* WORK TO COMPLETE *
1. Answer these from the article on C2 compiler flags:
(a) Which flag turns off tiered compilation?
(b) What file do the logging flags make the JVM write, and in which directory?
(c) What value is listed for Tier4InvocationThreshold?
2. Pick up the article on C2 compiler flags after its last sentence and write the next part.

=== SOURCE DOCUMENT ===

LMAX Exchange - unique vision for global FX

LMAX Exchange

Continuing on from my last post, here we’ll be looking at flags used to control the C2 or server compiler of the Hotspot JVM.

In writing this article, I discovered that the C2 compiler flags did not operate as I expected, and I’ve drawn some possibly incorrect conclusions about how to achieve the required effects. Any enlightenment from those in the know would be welcomed…

Configuration

In order to reduce the noise created in the compilation logs, we’ll be disabling tiered compilation so that only the server compiler will be used. This is done using the following flag:

-XX:-TieredCompilation

We’ll also be producing more detailed compiler logs using:

-XX:+UnlockDiagnosticVMOptions
-XX:+LogCompilation

These flags will cause the JVM to generate a file called hotspot_<pid>.log in the current working directory, containing detailed information on the operation of the compiler.

C2 Compile Thresholds

The server compiler seems to behave in a slightly different manner to the profile-guided client compiler.
Looking at the flags related to Tier4 compilation options (Tier4 is the server compiler), we can see a similar set to those for the Tier3 thresholds described in the last post:

[mark@metal jvm-warmup-talk]$ java -XX:+PrintFlagsFinal 2>&1 | grep Tier4
     intx Tier4BackEdgeThreshold            = 40000
     intx Tier4CompileThreshold             = 15000
     intx Tier4InvocationThreshold          = 5000
     intx Tier4LoadFeedback                 = 3
     intx Tier4MinInvocationThreshold       = 600

So we might expect to be able to run the same experiments regarding the triggering of invocation, back-edge and compile thresholds.

=== DATA SEGMENT ===

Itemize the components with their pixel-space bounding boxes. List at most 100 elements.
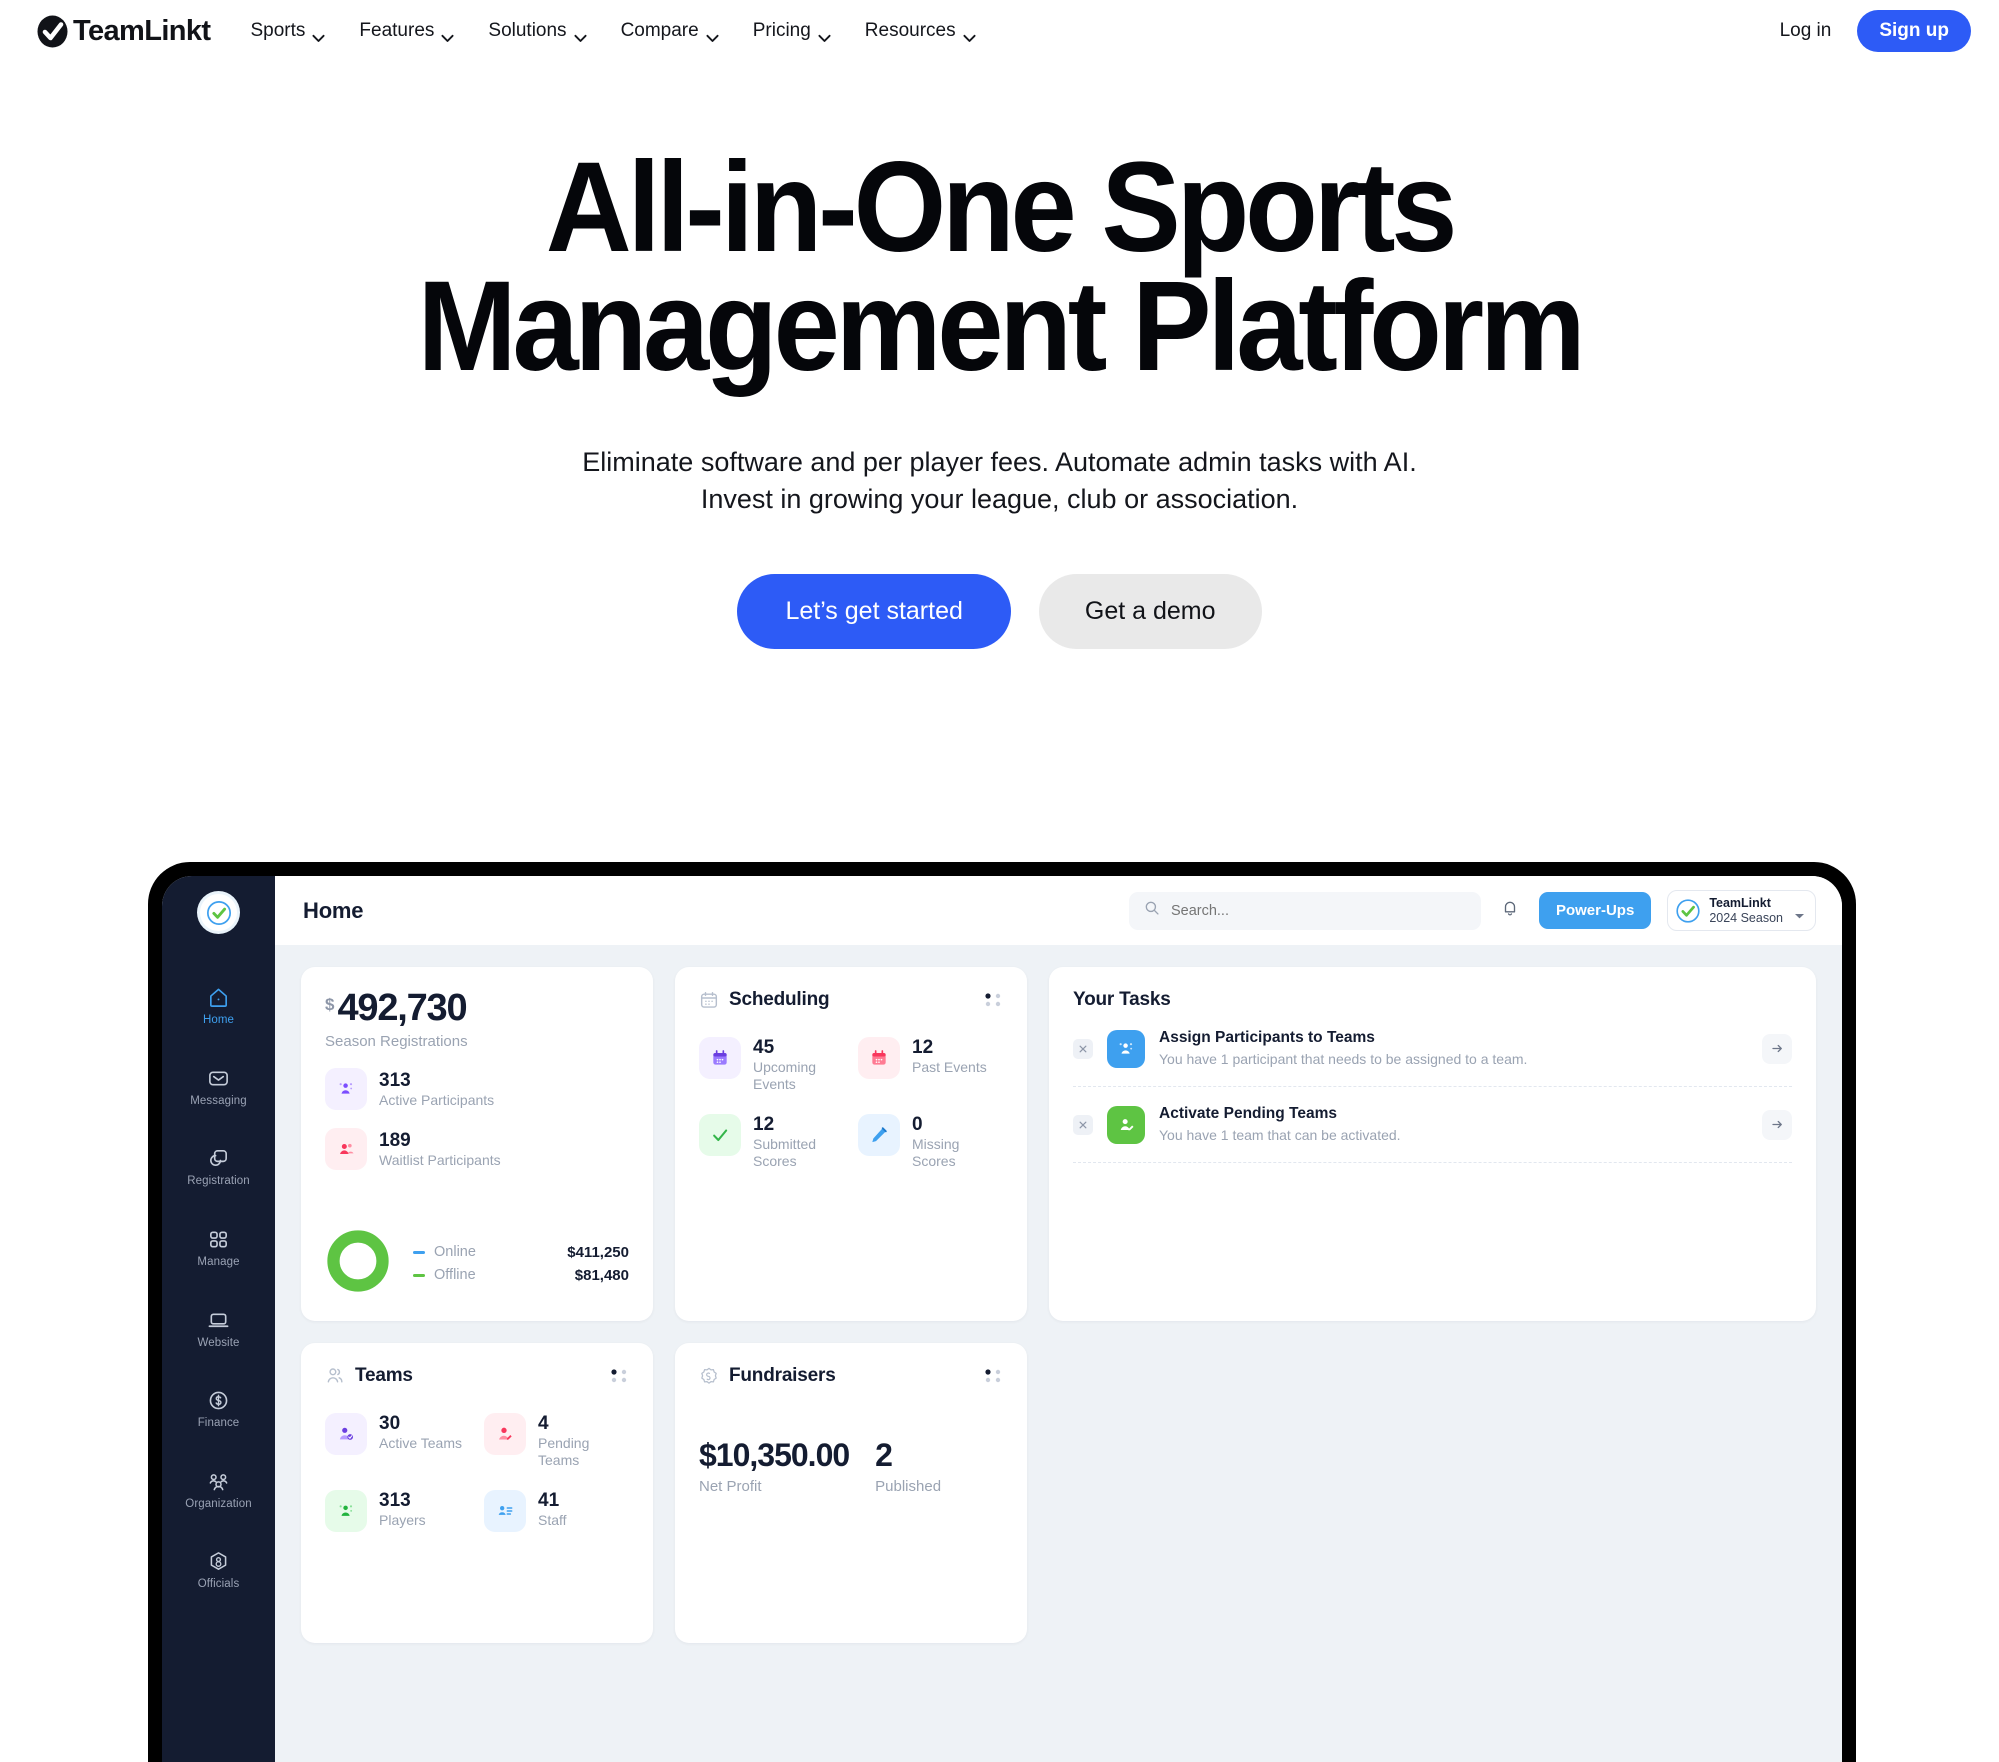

===

* THE ANSWERS *
1.
(a) -XX:-TieredCompilation
(b) A file called hotspot_<pid>.log, in the current working directory.
(c) 5000

2.
In practice however when disabling tiered compilation, these thresholds do not seem to affect compilation in the same way as the client compiler flags. In order to control the operation of the server compiler, we need to use the following flags:

-XX:CompileThreshold
-XX:BackEdgeThreshold

For the server compiler, CompileThreshold seems to act as the invocation threshold. Setting an artificially low threshold (of -XX:CompileThreshold=200) shows this:

[mark@metal jvm-warmup-talk]$ bash ./scripts/c2-invocation-threshold.sh
LOG: Loop count is: 200
    181   75        com.epickrram.t.w.e.t.C2InvocationThresholdMain::
                            exerciseServerCompileThreshold (6 bytes)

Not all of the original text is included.